## INFORMATION SHOWN
** Begin **

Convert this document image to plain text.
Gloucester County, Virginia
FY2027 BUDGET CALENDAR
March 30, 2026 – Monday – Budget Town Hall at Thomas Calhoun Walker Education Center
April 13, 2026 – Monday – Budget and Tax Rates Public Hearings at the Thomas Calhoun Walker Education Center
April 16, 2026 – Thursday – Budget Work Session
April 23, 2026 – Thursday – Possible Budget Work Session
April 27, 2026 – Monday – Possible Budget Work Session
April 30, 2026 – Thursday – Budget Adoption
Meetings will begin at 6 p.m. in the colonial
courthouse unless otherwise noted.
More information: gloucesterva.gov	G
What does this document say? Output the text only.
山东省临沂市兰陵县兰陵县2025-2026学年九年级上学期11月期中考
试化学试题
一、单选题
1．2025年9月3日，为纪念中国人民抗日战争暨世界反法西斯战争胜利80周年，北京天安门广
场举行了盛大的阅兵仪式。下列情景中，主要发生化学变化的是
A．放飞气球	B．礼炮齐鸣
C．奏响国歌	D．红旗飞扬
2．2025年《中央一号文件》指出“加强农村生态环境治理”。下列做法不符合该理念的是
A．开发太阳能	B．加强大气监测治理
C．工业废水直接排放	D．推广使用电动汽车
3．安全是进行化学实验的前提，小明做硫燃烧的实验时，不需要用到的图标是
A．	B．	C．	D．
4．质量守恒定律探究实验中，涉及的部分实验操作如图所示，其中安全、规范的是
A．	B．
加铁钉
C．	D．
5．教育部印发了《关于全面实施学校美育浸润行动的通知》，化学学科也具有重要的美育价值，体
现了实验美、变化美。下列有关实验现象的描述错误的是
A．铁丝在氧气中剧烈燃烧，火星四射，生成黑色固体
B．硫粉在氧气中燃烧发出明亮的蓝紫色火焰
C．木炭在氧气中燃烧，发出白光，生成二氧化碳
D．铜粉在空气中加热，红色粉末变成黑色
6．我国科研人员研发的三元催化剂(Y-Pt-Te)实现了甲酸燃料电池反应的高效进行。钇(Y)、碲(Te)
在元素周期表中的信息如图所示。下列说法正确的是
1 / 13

** End **

Count the lines that include the word "text" and state the result as a bare number.

2